* **Written task**
The entries below should be given again exactly, minus their pictures.

* **Records to process**

-=-=-

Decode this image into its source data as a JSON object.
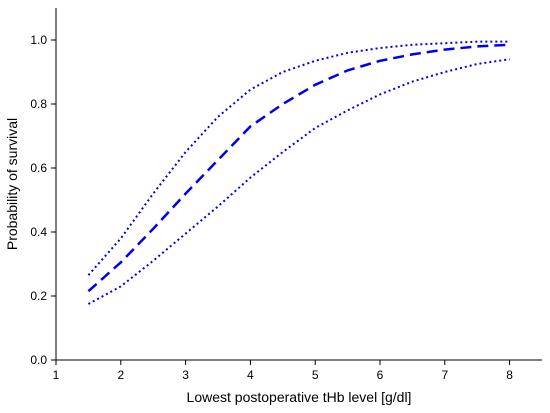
{
  "chart_data": {
    "type": "line",
    "xlabel": "Lowest postoperative tHb level [g/dl]",
    "ylabel": "Probability of survival",
    "xlim": [
      1,
      8.5
    ],
    "ylim": [
      0,
      1.1
    ],
    "xticks": [
      1,
      2,
      3,
      4,
      5,
      6,
      7,
      8
    ],
    "yticks": [
      0.0,
      0.2,
      0.4,
      0.6,
      0.8,
      1.0
    ],
    "ytick_labels": [
      "0.0",
      "0.2",
      "0.4",
      "0.6",
      "0.8",
      "1.0"
    ],
    "grid": false,
    "legend": "none",
    "color": "#0000EE",
    "x": [
      1.5,
      2.0,
      2.5,
      3.0,
      3.5,
      4.0,
      4.5,
      5.0,
      5.5,
      6.0,
      6.5,
      7.0,
      7.5,
      8.0
    ],
    "series": [
      {
        "line_style": "dotted",
        "values": [
          0.265,
          0.38,
          0.52,
          0.65,
          0.76,
          0.845,
          0.9,
          0.935,
          0.96,
          0.975,
          0.985,
          0.99,
          0.995,
          0.995
        ]
      },
      {
        "line_style": "dashed",
        "values": [
          0.215,
          0.305,
          0.41,
          0.52,
          0.625,
          0.73,
          0.8,
          0.86,
          0.905,
          0.935,
          0.955,
          0.97,
          0.98,
          0.985
        ]
      },
      {
        "line_style": "dotted",
        "values": [
          0.175,
          0.23,
          0.31,
          0.395,
          0.48,
          0.57,
          0.65,
          0.725,
          0.78,
          0.83,
          0.87,
          0.9,
          0.925,
          0.94
        ]
      }
    ]
  }
}
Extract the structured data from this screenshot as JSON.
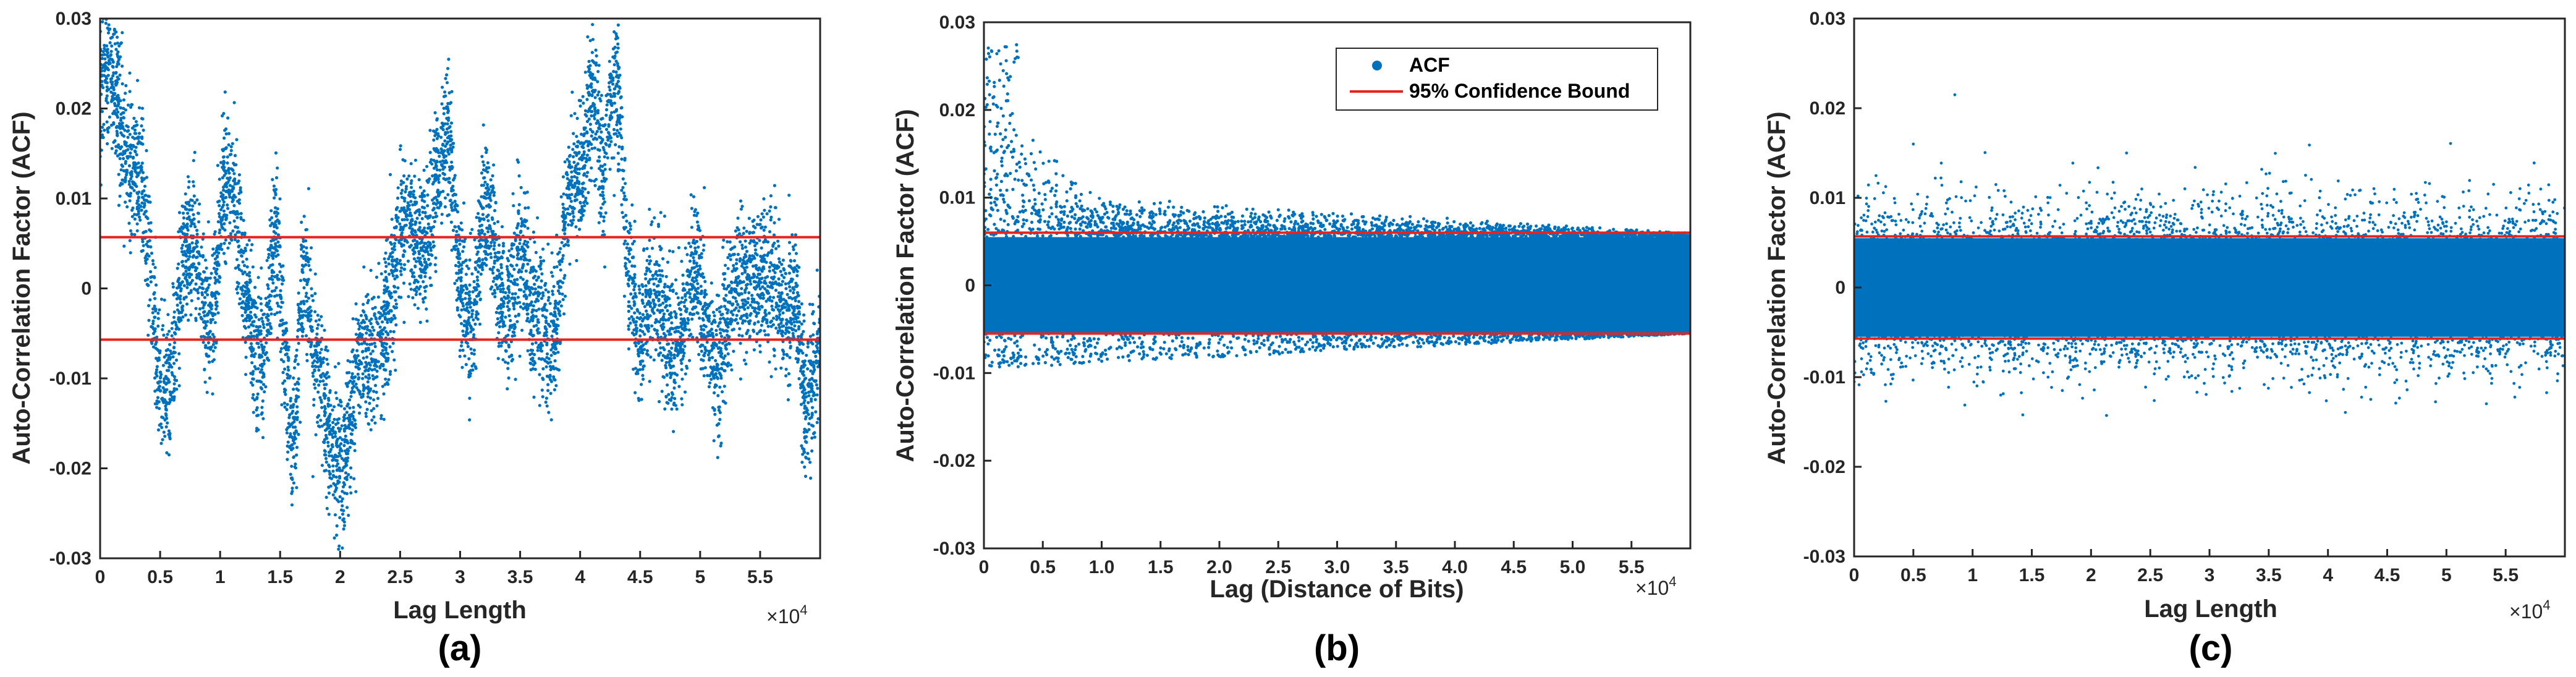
{
  "colors": {
    "acf": "#0072BD",
    "bound": "#E8231D",
    "axis": "#262626"
  },
  "chart_data": [
    {
      "id": "a",
      "type": "scatter",
      "caption": "(a)",
      "xlabel": "Lag Length",
      "ylabel": "Auto-Correlation Factor (ACF)",
      "x_multiplier": "×10",
      "x_multiplier_exp": "4",
      "xlim": [
        0,
        6
      ],
      "ylim": [
        -0.03,
        0.03
      ],
      "x_ticks": [
        0,
        0.5,
        1,
        1.5,
        2,
        2.5,
        3,
        3.5,
        4,
        4.5,
        5,
        5.5
      ],
      "x_tick_labels": [
        "0",
        "0.5",
        "1",
        "1.5",
        "2",
        "2.5",
        "3",
        "3.5",
        "4",
        "4.5",
        "5",
        "5.5"
      ],
      "y_ticks": [
        -0.03,
        -0.02,
        -0.01,
        0,
        0.01,
        0.02,
        0.03
      ],
      "y_tick_labels": [
        "-0.03",
        "-0.02",
        "-0.01",
        "0",
        "0.01",
        "0.02",
        "0.03"
      ],
      "confidence_bounds": [
        0.0057,
        -0.0057
      ],
      "series_acf_envelope": {
        "x": [
          0,
          0.3,
          0.5,
          0.7,
          0.9,
          1.05,
          1.2,
          1.35,
          1.45,
          1.6,
          1.7,
          1.8,
          1.9,
          2.0,
          2.2,
          2.4,
          2.6,
          2.8,
          2.9,
          3.0,
          3.1,
          3.2,
          3.35,
          3.5,
          3.6,
          3.7,
          3.8,
          3.9,
          4.0,
          4.1,
          4.2,
          4.3,
          4.4,
          4.5,
          4.7,
          4.9,
          5.1,
          5.3,
          5.5,
          5.6,
          5.7,
          5.8,
          5.9,
          6.0
        ],
        "center": [
          0.022,
          0.016,
          -0.012,
          0.003,
          -0.002,
          0.012,
          0.0,
          -0.005,
          0.002,
          -0.015,
          0.004,
          -0.01,
          -0.016,
          -0.017,
          -0.01,
          0.0,
          0.005,
          0.011,
          0.013,
          0.004,
          -0.002,
          0.005,
          0.0,
          0.004,
          -0.006,
          -0.003,
          -0.002,
          0.007,
          0.012,
          0.025,
          0.012,
          0.02,
          0.005,
          -0.003,
          -0.004,
          -0.002,
          -0.005,
          -0.002,
          0.004,
          0.0,
          -0.006,
          0.0,
          -0.012,
          -0.008
        ],
        "spread": 0.0075
      }
    },
    {
      "id": "b",
      "type": "scatter",
      "caption": "(b)",
      "xlabel": "Lag (Distance of Bits)",
      "ylabel": "Auto-Correlation Factor (ACF)",
      "x_multiplier": "×10",
      "x_multiplier_exp": "4",
      "xlim": [
        0,
        6
      ],
      "ylim": [
        -0.03,
        0.03
      ],
      "x_ticks": [
        0,
        0.5,
        1,
        1.5,
        2,
        2.5,
        3,
        3.5,
        4,
        4.5,
        5,
        5.5
      ],
      "x_tick_labels": [
        "0",
        "0.5",
        "1.0",
        "1.5",
        "2.0",
        "2.5",
        "3.0",
        "3.5",
        "4.0",
        "4.5",
        "5.0",
        "5.5"
      ],
      "y_ticks": [
        -0.03,
        -0.02,
        -0.01,
        0,
        0.01,
        0.02,
        0.03
      ],
      "y_tick_labels": [
        "-0.03",
        "-0.02",
        "-0.01",
        "0",
        "0.01",
        "0.02",
        "0.03"
      ],
      "confidence_bounds": [
        0.006,
        -0.0055
      ],
      "legend": {
        "position": "top-right",
        "entries": [
          "ACF",
          "95% Confidence Bound"
        ]
      },
      "series_acf_envelope": {
        "band": 0.0055,
        "tail_start": 0.011,
        "tail_end": 0.006,
        "peak": 0.028
      }
    },
    {
      "id": "c",
      "type": "scatter",
      "caption": "(c)",
      "xlabel": "Lag Length",
      "ylabel": "Auto-Correlation Factor (ACF)",
      "x_multiplier": "×10",
      "x_multiplier_exp": "4",
      "xlim": [
        0,
        6
      ],
      "ylim": [
        -0.03,
        0.03
      ],
      "x_ticks": [
        0,
        0.5,
        1,
        1.5,
        2,
        2.5,
        3,
        3.5,
        4,
        4.5,
        5,
        5.5
      ],
      "x_tick_labels": [
        "0",
        "0.5",
        "1",
        "1.5",
        "2",
        "2.5",
        "3",
        "3.5",
        "4",
        "4.5",
        "5",
        "5.5"
      ],
      "y_ticks": [
        -0.03,
        -0.02,
        -0.01,
        0,
        0.01,
        0.02,
        0.03
      ],
      "y_tick_labels": [
        "-0.03",
        "-0.02",
        "-0.01",
        "0",
        "0.01",
        "0.02",
        "0.03"
      ],
      "confidence_bounds": [
        0.0057,
        -0.0057
      ],
      "series_acf_envelope": {
        "band": 0.0055,
        "max_outlier": 0.0215
      }
    }
  ]
}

-=-=-

* **Response**
Decode this image into its source data as a JSON object.
{
  "chart_data": {
    "type": "line",
    "xlabel": "Lowest postoperative tHb level [g/dl]",
    "ylabel": "Probability of survival",
    "xlim": [
      1,
      8.5
    ],
    "ylim": [
      0,
      1.1
    ],
    "xticks": [
      1,
      2,
      3,
      4,
      5,
      6,
      7,
      8
    ],
    "yticks": [
      0.0,
      0.2,
      0.4,
      0.6,
      0.8,
      1.0
    ],
    "ytick_labels": [
      "0.0",
      "0.2",
      "0.4",
      "0.6",
      "0.8",
      "1.0"
    ],
    "grid": false,
    "legend": "none",
    "color": "#0000EE",
    "x": [
      1.5,
      2.0,
      2.5,
      3.0,
      3.5,
      4.0,
      4.5,
      5.0,
      5.5,
      6.0,
      6.5,
      7.0,
      7.5,
      8.0
    ],
    "series": [
      {
        "line_style": "dotted",
        "values": [
          0.265,
          0.38,
          0.52,
          0.65,
          0.76,
          0.845,
          0.9,
          0.935,
          0.96,
          0.975,
          0.985,
          0.99,
          0.995,
          0.995
        ]
      },
      {
        "line_style": "dashed",
        "values": [
          0.215,
          0.305,
          0.41,
          0.52,
          0.625,
          0.73,
          0.8,
          0.86,
          0.905,
          0.935,
          0.955,
          0.97,
          0.98,
          0.985
        ]
      },
      {
        "line_style": "dotted",
        "values": [
          0.175,
          0.23,
          0.31,
          0.395,
          0.48,
          0.57,
          0.65,
          0.725,
          0.78,
          0.83,
          0.87,
          0.9,
          0.925,
          0.94
        ]
      }
    ]
  }
}
Extract the structured data from this screenshot as JSON.
{
  "colors": {
    "acf": "#0072BD",
    "bound": "#E8231D",
    "axis": "#262626"
  },
  "chart_data": [
    {
      "id": "a",
      "type": "scatter",
      "caption": "(a)",
      "xlabel": "Lag Length",
      "ylabel": "Auto-Correlation Factor (ACF)",
      "x_multiplier": "×10",
      "x_multiplier_exp": "4",
      "xlim": [
        0,
        6
      ],
      "ylim": [
        -0.03,
        0.03
      ],
      "x_ticks": [
        0,
        0.5,
        1,
        1.5,
        2,
        2.5,
        3,
        3.5,
        4,
        4.5,
        5,
        5.5
      ],
      "x_tick_labels": [
        "0",
        "0.5",
        "1",
        "1.5",
        "2",
        "2.5",
        "3",
        "3.5",
        "4",
        "4.5",
        "5",
        "5.5"
      ],
      "y_ticks": [
        -0.03,
        -0.02,
        -0.01,
        0,
        0.01,
        0.02,
        0.03
      ],
      "y_tick_labels": [
        "-0.03",
        "-0.02",
        "-0.01",
        "0",
        "0.01",
        "0.02",
        "0.03"
      ],
      "confidence_bounds": [
        0.0057,
        -0.0057
      ],
      "series_acf_envelope": {
        "x": [
          0,
          0.3,
          0.5,
          0.7,
          0.9,
          1.05,
          1.2,
          1.35,
          1.45,
          1.6,
          1.7,
          1.8,
          1.9,
          2.0,
          2.2,
          2.4,
          2.6,
          2.8,
          2.9,
          3.0,
          3.1,
          3.2,
          3.35,
          3.5,
          3.6,
          3.7,
          3.8,
          3.9,
          4.0,
          4.1,
          4.2,
          4.3,
          4.4,
          4.5,
          4.7,
          4.9,
          5.1,
          5.3,
          5.5,
          5.6,
          5.7,
          5.8,
          5.9,
          6.0
        ],
        "center": [
          0.022,
          0.016,
          -0.012,
          0.003,
          -0.002,
          0.012,
          0.0,
          -0.005,
          0.002,
          -0.015,
          0.004,
          -0.01,
          -0.016,
          -0.017,
          -0.01,
          0.0,
          0.005,
          0.011,
          0.013,
          0.004,
          -0.002,
          0.005,
          0.0,
          0.004,
          -0.006,
          -0.003,
          -0.002,
          0.007,
          0.012,
          0.025,
          0.012,
          0.02,
          0.005,
          -0.003,
          -0.004,
          -0.002,
          -0.005,
          -0.002,
          0.004,
          0.0,
          -0.006,
          0.0,
          -0.012,
          -0.008
        ],
        "spread": 0.0075
      }
    },
    {
      "id": "b",
      "type": "scatter",
      "caption": "(b)",
      "xlabel": "Lag (Distance of Bits)",
      "ylabel": "Auto-Correlation Factor (ACF)",
      "x_multiplier": "×10",
      "x_multiplier_exp": "4",
      "xlim": [
        0,
        6
      ],
      "ylim": [
        -0.03,
        0.03
      ],
      "x_ticks": [
        0,
        0.5,
        1,
        1.5,
        2,
        2.5,
        3,
        3.5,
        4,
        4.5,
        5,
        5.5
      ],
      "x_tick_labels": [
        "0",
        "0.5",
        "1.0",
        "1.5",
        "2.0",
        "2.5",
        "3.0",
        "3.5",
        "4.0",
        "4.5",
        "5.0",
        "5.5"
      ],
      "y_ticks": [
        -0.03,
        -0.02,
        -0.01,
        0,
        0.01,
        0.02,
        0.03
      ],
      "y_tick_labels": [
        "-0.03",
        "-0.02",
        "-0.01",
        "0",
        "0.01",
        "0.02",
        "0.03"
      ],
      "confidence_bounds": [
        0.006,
        -0.0055
      ],
      "legend": {
        "position": "top-right",
        "entries": [
          "ACF",
          "95% Confidence Bound"
        ]
      },
      "series_acf_envelope": {
        "band": 0.0055,
        "tail_start": 0.011,
        "tail_end": 0.006,
        "peak": 0.028
      }
    },
    {
      "id": "c",
      "type": "scatter",
      "caption": "(c)",
      "xlabel": "Lag Length",
      "ylabel": "Auto-Correlation Factor (ACF)",
      "x_multiplier": "×10",
      "x_multiplier_exp": "4",
      "xlim": [
        0,
        6
      ],
      "ylim": [
        -0.03,
        0.03
      ],
      "x_ticks": [
        0,
        0.5,
        1,
        1.5,
        2,
        2.5,
        3,
        3.5,
        4,
        4.5,
        5,
        5.5
      ],
      "x_tick_labels": [
        "0",
        "0.5",
        "1",
        "1.5",
        "2",
        "2.5",
        "3",
        "3.5",
        "4",
        "4.5",
        "5",
        "5.5"
      ],
      "y_ticks": [
        -0.03,
        -0.02,
        -0.01,
        0,
        0.01,
        0.02,
        0.03
      ],
      "y_tick_labels": [
        "-0.03",
        "-0.02",
        "-0.01",
        "0",
        "0.01",
        "0.02",
        "0.03"
      ],
      "confidence_bounds": [
        0.0057,
        -0.0057
      ],
      "series_acf_envelope": {
        "band": 0.0055,
        "max_outlier": 0.0215
      }
    }
  ]
}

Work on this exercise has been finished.